Data for processing:
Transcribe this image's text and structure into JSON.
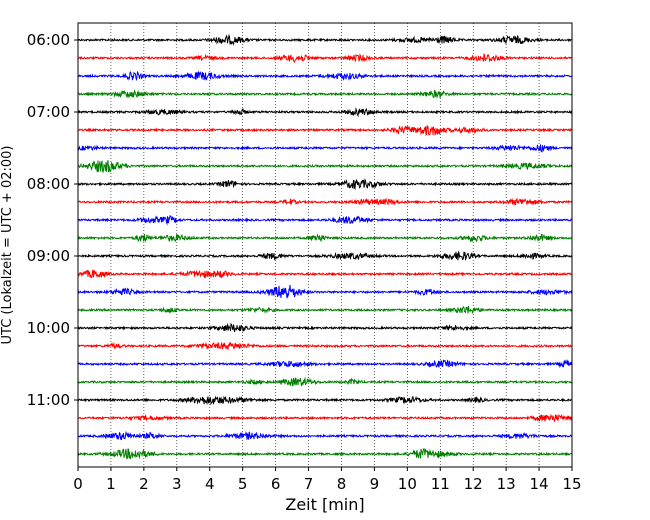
{
  "chart_data": {
    "type": "line",
    "xlabel": "Zeit  [min]",
    "ylabel": "UTC (Lokalzeit = UTC + 02:00)",
    "xlim": [
      0,
      15
    ],
    "x_ticks": [
      "0",
      "1",
      "2",
      "3",
      "4",
      "5",
      "6",
      "7",
      "8",
      "9",
      "10",
      "11",
      "12",
      "13",
      "14",
      "15"
    ],
    "y_tick_labels": [
      "06:00",
      "07:00",
      "08:00",
      "09:00",
      "10:00",
      "11:00"
    ],
    "trace_start_times": [
      "06:00",
      "06:15",
      "06:30",
      "06:45",
      "07:00",
      "07:15",
      "07:30",
      "07:45",
      "08:00",
      "08:15",
      "08:30",
      "08:45",
      "09:00",
      "09:15",
      "09:30",
      "09:45",
      "10:00",
      "10:15",
      "10:30",
      "10:45",
      "11:00",
      "11:15",
      "11:30",
      "11:45"
    ],
    "trace_duration_min": 15,
    "trace_colors": [
      "#000000",
      "#ff0000",
      "#0000ff",
      "#008000"
    ],
    "grid": "vertical dotted lines at each minute"
  }
}
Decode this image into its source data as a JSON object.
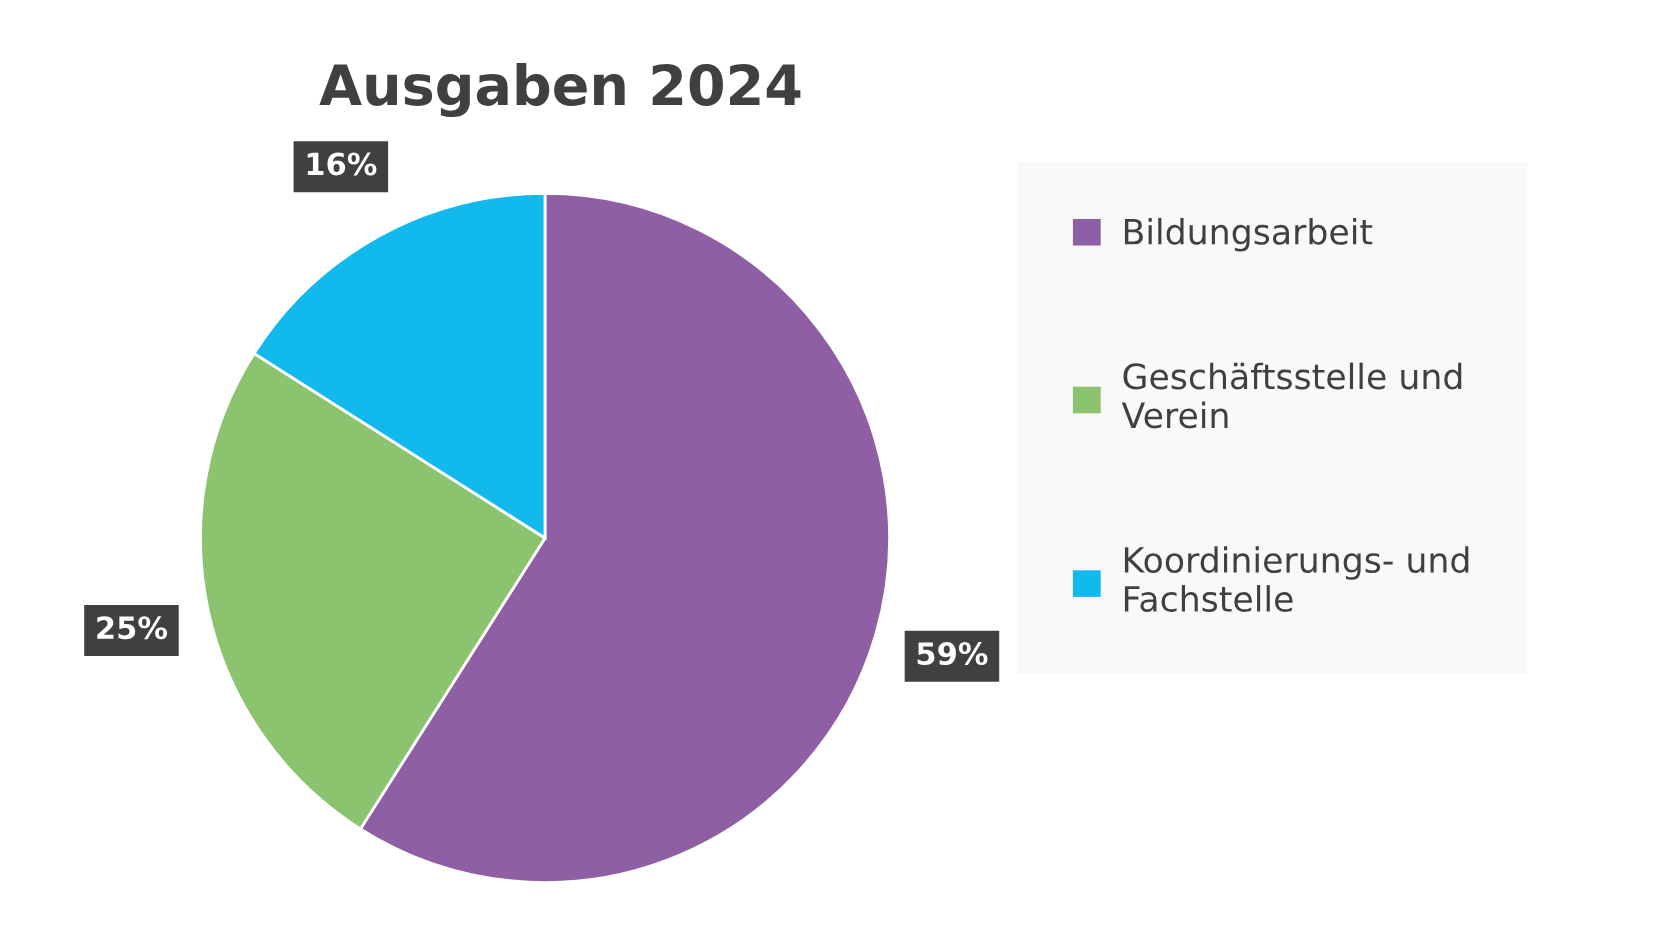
{
  "chart_data": {
    "type": "pie",
    "title": "Ausgaben 2024",
    "categories": [
      "Bildungsarbeit",
      "Geschäftsstelle und Verein",
      "Koordinierungs- und Fachstelle"
    ],
    "values": [
      59,
      25,
      16
    ],
    "colors": [
      "#8f5fa5",
      "#8cc36e",
      "#12b9ec"
    ],
    "value_labels": [
      "59%",
      "25%",
      "16%"
    ],
    "legend": "right"
  }
}
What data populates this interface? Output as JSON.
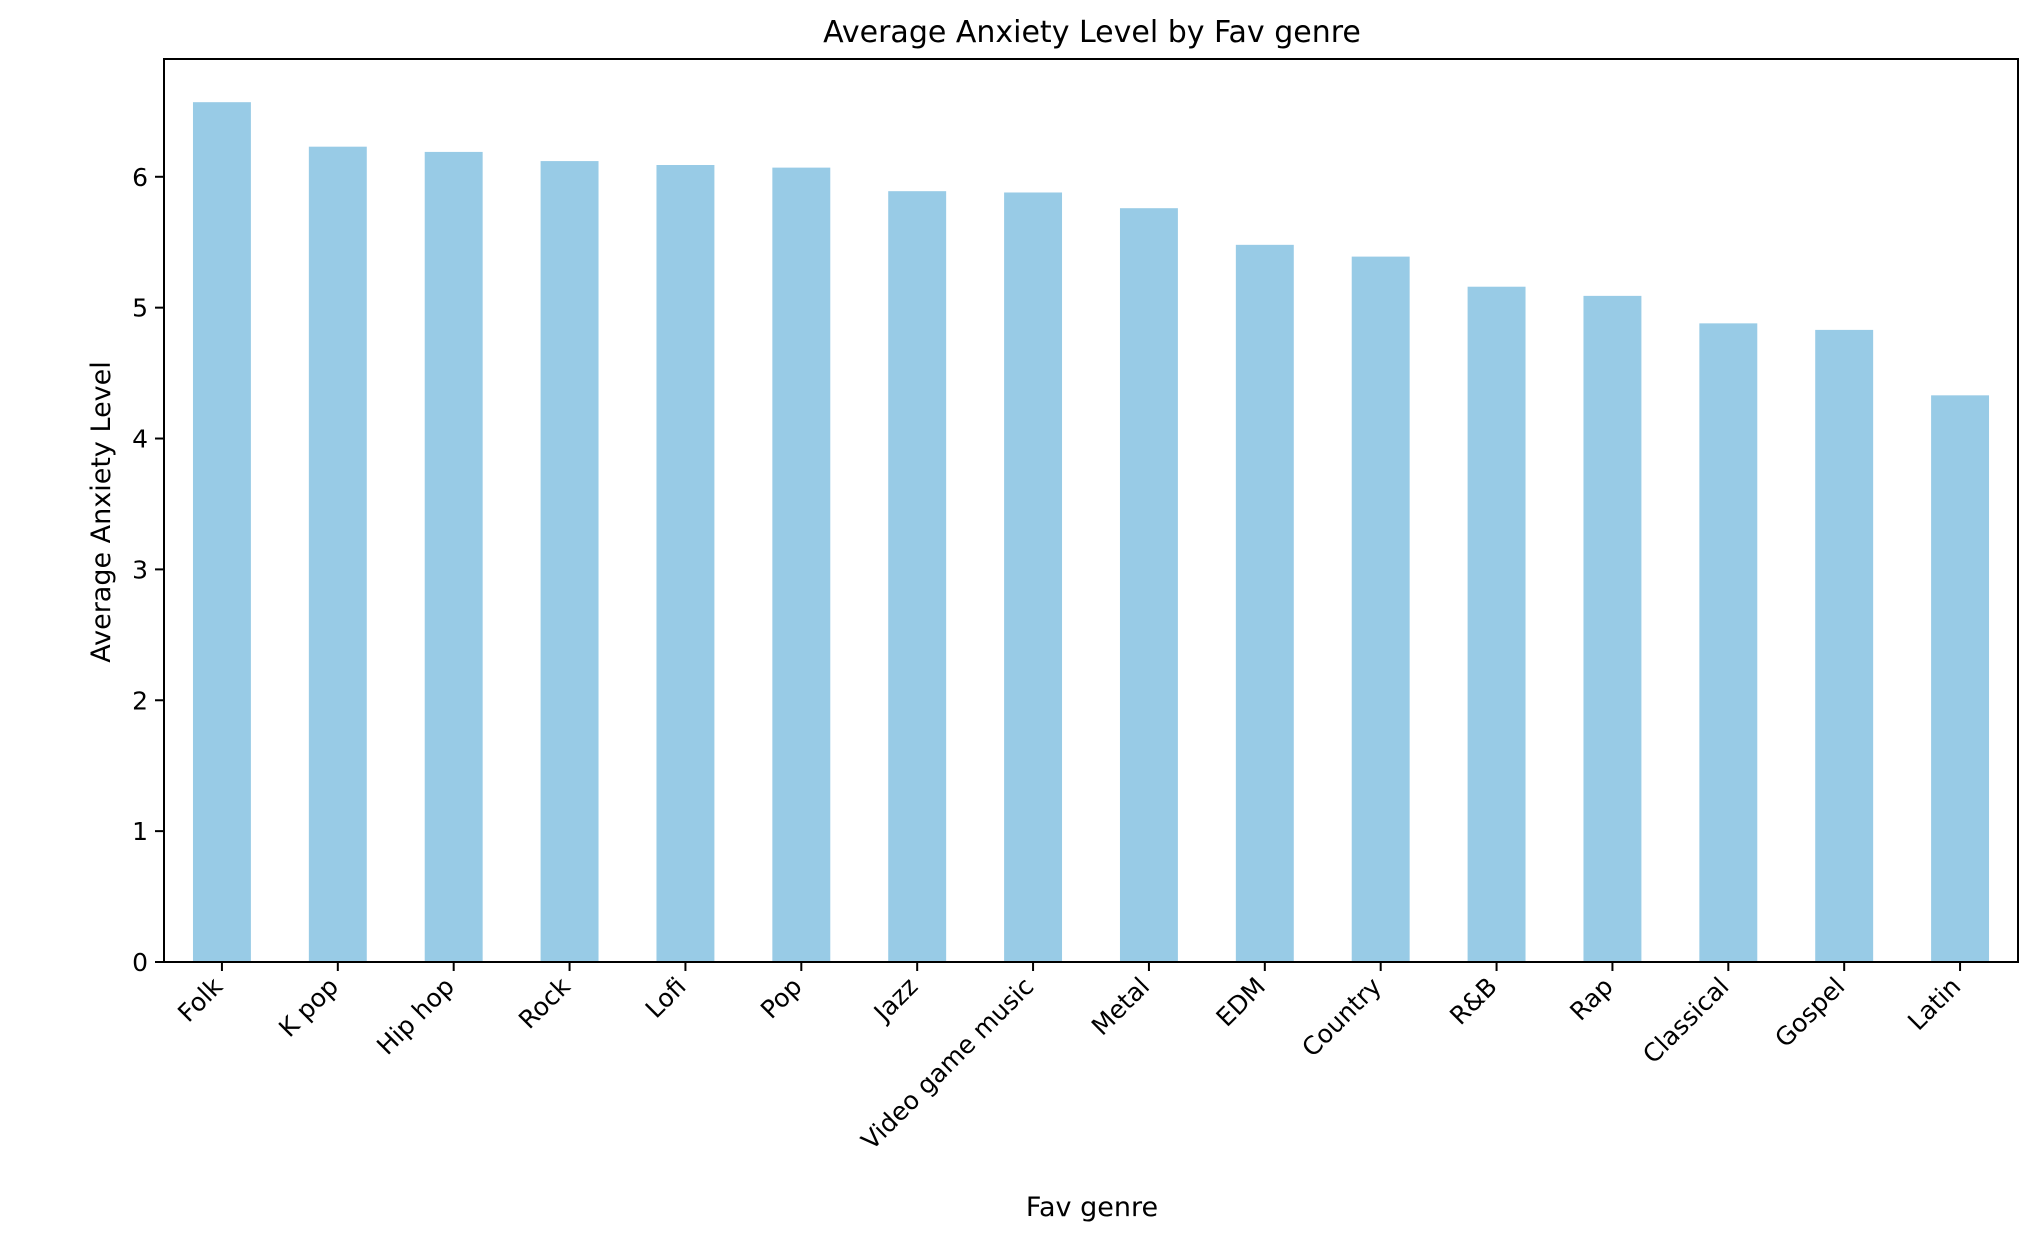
{
  "chart_data": {
    "type": "bar",
    "title": "Average Anxiety Level by Fav genre",
    "xlabel": "Fav genre",
    "ylabel": "Average Anxiety Level",
    "categories": [
      "Folk",
      "K pop",
      "Hip hop",
      "Rock",
      "Lofi",
      "Pop",
      "Jazz",
      "Video game music",
      "Metal",
      "EDM",
      "Country",
      "R&B",
      "Rap",
      "Classical",
      "Gospel",
      "Latin"
    ],
    "values": [
      6.57,
      6.23,
      6.19,
      6.12,
      6.09,
      6.07,
      5.89,
      5.88,
      5.76,
      5.48,
      5.39,
      5.16,
      5.09,
      4.88,
      4.83,
      4.33
    ],
    "ylim": [
      0,
      6.9
    ],
    "yticks": [
      0,
      1,
      2,
      3,
      4,
      5,
      6
    ],
    "bar_color": "#98CBE6",
    "grid": false,
    "legend": "none"
  }
}
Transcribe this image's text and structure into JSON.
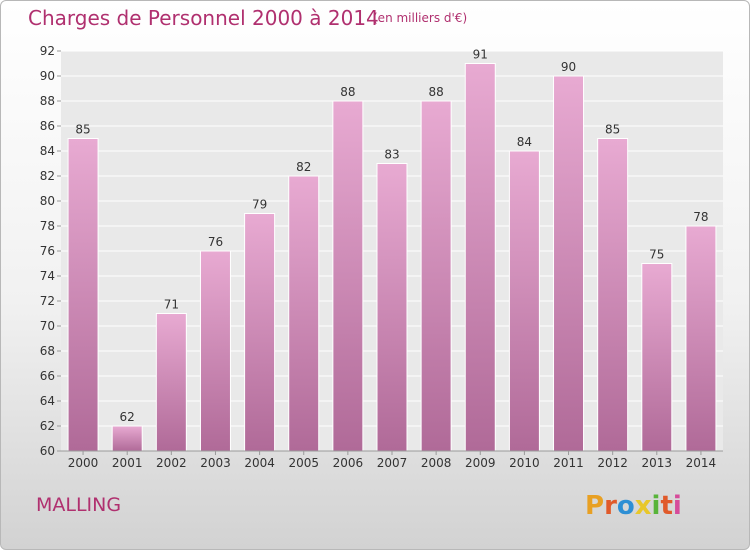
{
  "header": {
    "title": "Charges de Personnel 2000 à 2014",
    "subtitle": "(en milliers d'€)"
  },
  "footer": {
    "commune": "MALLING",
    "logo_text": "Proxiti",
    "logo_colors": [
      "#e8a023",
      "#e05a2a",
      "#2e8fd4",
      "#e8c72a",
      "#58b43a",
      "#e05a2a",
      "#d64b9a"
    ]
  },
  "colors": {
    "bar_light": "#e8aad2",
    "bar_dark": "#b06a98",
    "accent": "#b0306f",
    "grid": "#ffffff"
  },
  "chart_data": {
    "type": "bar",
    "categories": [
      "2000",
      "2001",
      "2002",
      "2003",
      "2004",
      "2005",
      "2006",
      "2007",
      "2008",
      "2009",
      "2010",
      "2011",
      "2012",
      "2013",
      "2014"
    ],
    "values": [
      85,
      62,
      71,
      76,
      79,
      82,
      88,
      83,
      88,
      91,
      84,
      90,
      85,
      75,
      78
    ],
    "title": "Charges de Personnel 2000 à 2014",
    "subtitle": "(en milliers d'€)",
    "xlabel": "",
    "ylabel": "",
    "ylim": [
      60,
      92
    ],
    "yticks": [
      60,
      62,
      64,
      66,
      68,
      70,
      72,
      74,
      76,
      78,
      80,
      82,
      84,
      86,
      88,
      90,
      92
    ],
    "grid": true,
    "data_labels": true
  }
}
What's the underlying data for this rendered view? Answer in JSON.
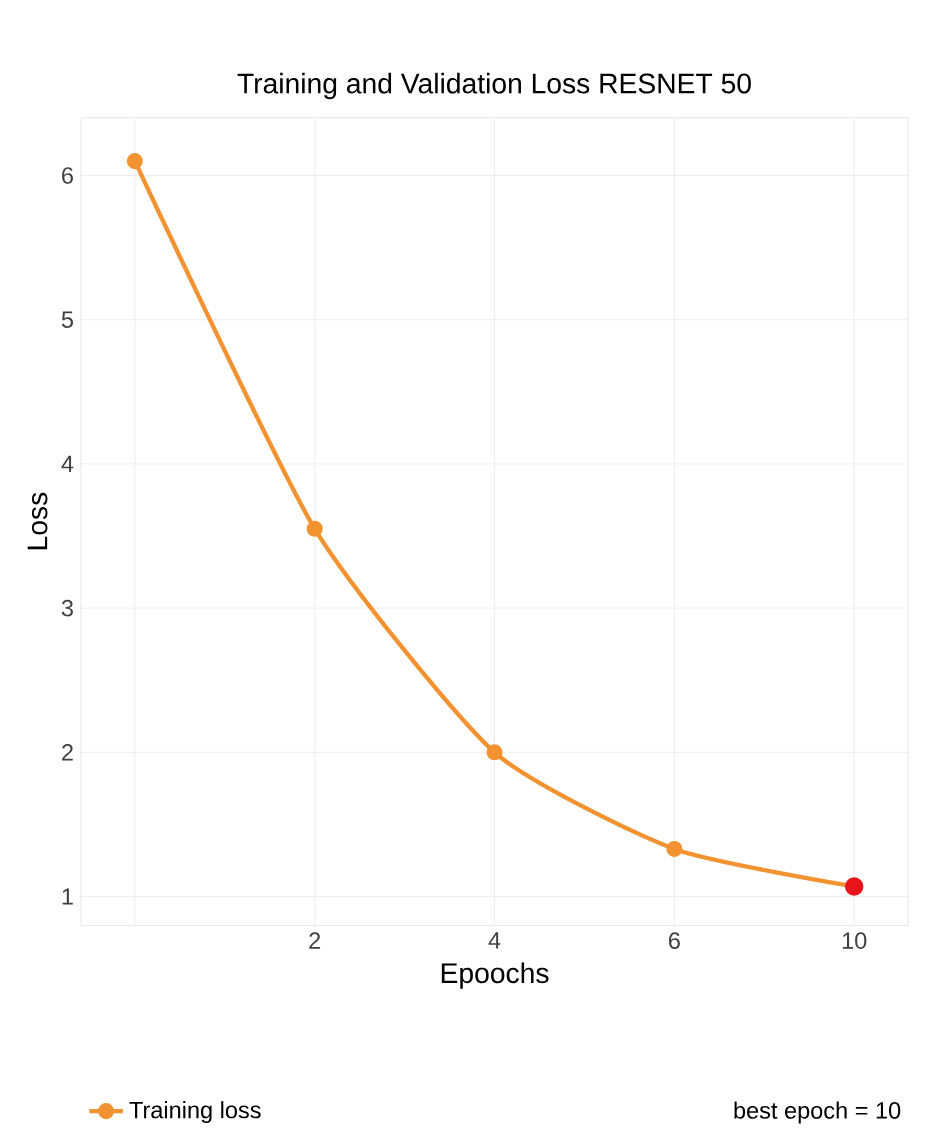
{
  "chart_data": {
    "type": "line",
    "title": "Training and Validation Loss RESNET 50",
    "xlabel": "Epoochs",
    "ylabel": "Loss",
    "categories": [
      null,
      "2",
      "4",
      "6",
      "10"
    ],
    "series": [
      {
        "name": "Training loss",
        "color": "#f39230",
        "values": [
          6.1,
          3.55,
          2.0,
          1.33,
          1.07
        ],
        "marker": "circle"
      },
      {
        "type": "scatter",
        "color": "#e8141a",
        "values": [
          null,
          null,
          null,
          null,
          1.07
        ],
        "marker": "circle"
      }
    ],
    "ylim": [
      0.8,
      6.4
    ],
    "yticks": [
      1,
      2,
      3,
      4,
      5,
      6
    ],
    "grid": true,
    "legend": "bottom",
    "annotations": [
      "best epoch = 10"
    ]
  }
}
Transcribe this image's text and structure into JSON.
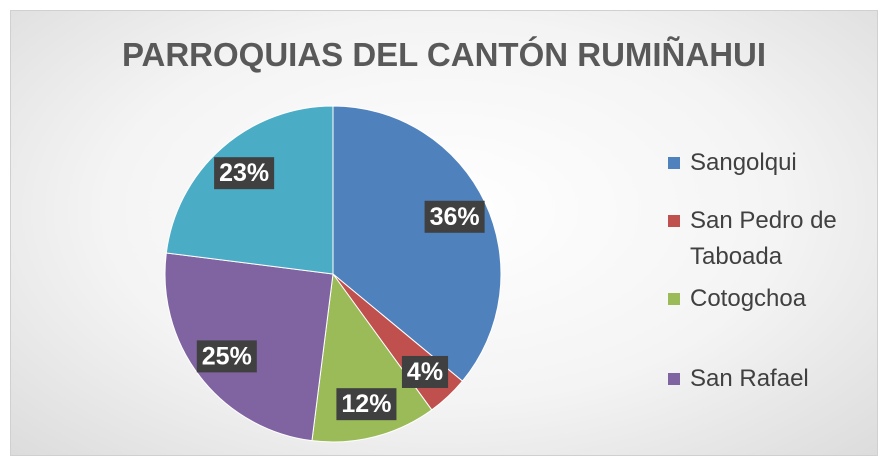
{
  "chart_data": {
    "type": "pie",
    "title": "PARROQUIAS DEL CANTÓN RUMIÑAHUI",
    "categories": [
      "Sangolqui",
      "San Pedro de Taboada",
      "Cotogchoa",
      "San Rafael",
      null
    ],
    "values": [
      36,
      4,
      12,
      25,
      23
    ],
    "value_labels": [
      "36%",
      "4%",
      "12%",
      "25%",
      "23%"
    ],
    "colors": [
      "#4f81bd",
      "#c0504d",
      "#9bbb59",
      "#8064a2",
      "#4bacc6"
    ],
    "legend": "right"
  }
}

Given task: Search the data for "Anxiety". Copy every matching line.

Finished exercise:
    "title": "Average Anxiety Level by Fav genre",
    "ylabel": "Average Anxiety Level",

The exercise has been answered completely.